[Lines of data]
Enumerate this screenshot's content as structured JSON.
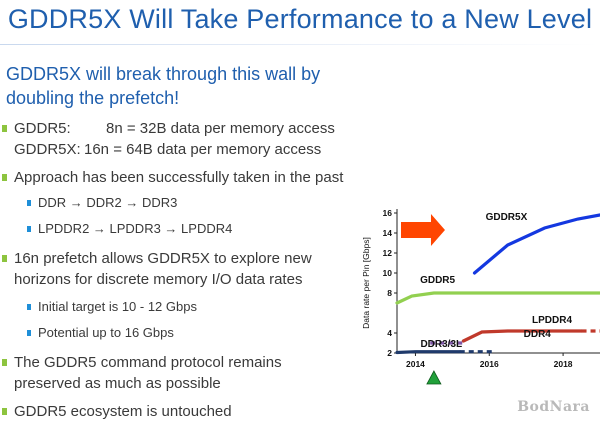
{
  "slide": {
    "title": "GDDR5X Will Take Performance to a New Level",
    "intro": "GDDR5X will break through this wall by doubling the prefetch!",
    "watermark": "BodNara"
  },
  "bullets": [
    {
      "label_a": "GDDR5:",
      "text_a": "8n = 32B data per memory access",
      "label_b": "GDDR5X:",
      "text_b": "16n = 64B data per memory access"
    },
    {
      "text": "Approach has been successfully taken in the past"
    },
    {
      "text": "DDR → DDR2 → DDR3"
    },
    {
      "text": "LPDDR2 → LPDDR3 → LPDDR4"
    },
    {
      "text": "16n prefetch allows GDDR5X to explore new horizons for discrete memory I/O data rates"
    },
    {
      "text": "Initial target is 10 - 12 Gbps"
    },
    {
      "text": "Potential up to 16 Gbps"
    },
    {
      "text": "The GDDR5 command protocol remains preserved as much as possible"
    },
    {
      "text": "GDDR5 ecosystem is untouched"
    }
  ],
  "chart_data": {
    "type": "line",
    "ylabel": "Data rate per Pin [Gbps]",
    "yticks": [
      2,
      4,
      8,
      10,
      12,
      14,
      16
    ],
    "ylim": [
      2,
      16
    ],
    "xticks": [
      2014,
      2016,
      2018
    ],
    "xlim": [
      2013.5,
      2019
    ],
    "marker_year": 2014.5,
    "arrow_color": "#ff4500",
    "series": [
      {
        "name": "GDDR5X",
        "color": "#1438e0",
        "points": [
          [
            2015.6,
            10
          ],
          [
            2016.5,
            12.8
          ],
          [
            2017.5,
            14.5
          ],
          [
            2018.4,
            15.4
          ],
          [
            2019,
            15.8
          ]
        ]
      },
      {
        "name": "GDDR5",
        "color": "#92d050",
        "points": [
          [
            2013.5,
            7
          ],
          [
            2013.9,
            7.7
          ],
          [
            2014.5,
            8
          ],
          [
            2019,
            8
          ]
        ]
      },
      {
        "name": "LPDDR4",
        "color": "#c0392b",
        "points": [
          [
            2015.3,
            3.2
          ],
          [
            2015.8,
            4.1
          ],
          [
            2016.5,
            4.2
          ],
          [
            2018.5,
            4.2
          ]
        ],
        "dash_from": 2018.5
      },
      {
        "name": "DDR4",
        "color": "#7e57a6",
        "points": [
          [
            2014.4,
            3.0
          ],
          [
            2019,
            3.0
          ]
        ],
        "dash_from": 2018.2
      },
      {
        "name": "DDR3/3L",
        "color": "#1f3a6b",
        "points": [
          [
            2013.5,
            2.05
          ],
          [
            2014.0,
            2.13
          ],
          [
            2015.2,
            2.13
          ]
        ],
        "dash_from": 2015.2
      }
    ]
  }
}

(THE TASK) Each line of the material must be retyped exactly, except that images are omitted.

(COMPLETE RESPONSE)
Enumerate this screenshot's content as structured JSON.
{
  "slide": {
    "title": "GDDR5X Will Take Performance to a New Level",
    "intro": "GDDR5X will break through this wall by doubling the prefetch!",
    "watermark": "BodNara"
  },
  "bullets": [
    {
      "label_a": "GDDR5:",
      "text_a": "8n = 32B data per memory access",
      "label_b": "GDDR5X:",
      "text_b": "16n = 64B data per memory access"
    },
    {
      "text": "Approach has been successfully taken in the past"
    },
    {
      "text": "DDR → DDR2 → DDR3"
    },
    {
      "text": "LPDDR2 → LPDDR3 → LPDDR4"
    },
    {
      "text": "16n prefetch allows GDDR5X to explore new horizons for discrete memory I/O data rates"
    },
    {
      "text": "Initial target is 10 - 12 Gbps"
    },
    {
      "text": "Potential up to 16 Gbps"
    },
    {
      "text": "The GDDR5 command protocol remains preserved as much as possible"
    },
    {
      "text": "GDDR5 ecosystem is untouched"
    }
  ],
  "chart_data": {
    "type": "line",
    "ylabel": "Data rate per Pin [Gbps]",
    "yticks": [
      2,
      4,
      8,
      10,
      12,
      14,
      16
    ],
    "ylim": [
      2,
      16
    ],
    "xticks": [
      2014,
      2016,
      2018
    ],
    "xlim": [
      2013.5,
      2019
    ],
    "marker_year": 2014.5,
    "arrow_color": "#ff4500",
    "series": [
      {
        "name": "GDDR5X",
        "color": "#1438e0",
        "points": [
          [
            2015.6,
            10
          ],
          [
            2016.5,
            12.8
          ],
          [
            2017.5,
            14.5
          ],
          [
            2018.4,
            15.4
          ],
          [
            2019,
            15.8
          ]
        ]
      },
      {
        "name": "GDDR5",
        "color": "#92d050",
        "points": [
          [
            2013.5,
            7
          ],
          [
            2013.9,
            7.7
          ],
          [
            2014.5,
            8
          ],
          [
            2019,
            8
          ]
        ]
      },
      {
        "name": "LPDDR4",
        "color": "#c0392b",
        "points": [
          [
            2015.3,
            3.2
          ],
          [
            2015.8,
            4.1
          ],
          [
            2016.5,
            4.2
          ],
          [
            2018.5,
            4.2
          ]
        ],
        "dash_from": 2018.5
      },
      {
        "name": "DDR4",
        "color": "#7e57a6",
        "points": [
          [
            2014.4,
            3.0
          ],
          [
            2019,
            3.0
          ]
        ],
        "dash_from": 2018.2
      },
      {
        "name": "DDR3/3L",
        "color": "#1f3a6b",
        "points": [
          [
            2013.5,
            2.05
          ],
          [
            2014.0,
            2.13
          ],
          [
            2015.2,
            2.13
          ]
        ],
        "dash_from": 2015.2
      }
    ]
  }
}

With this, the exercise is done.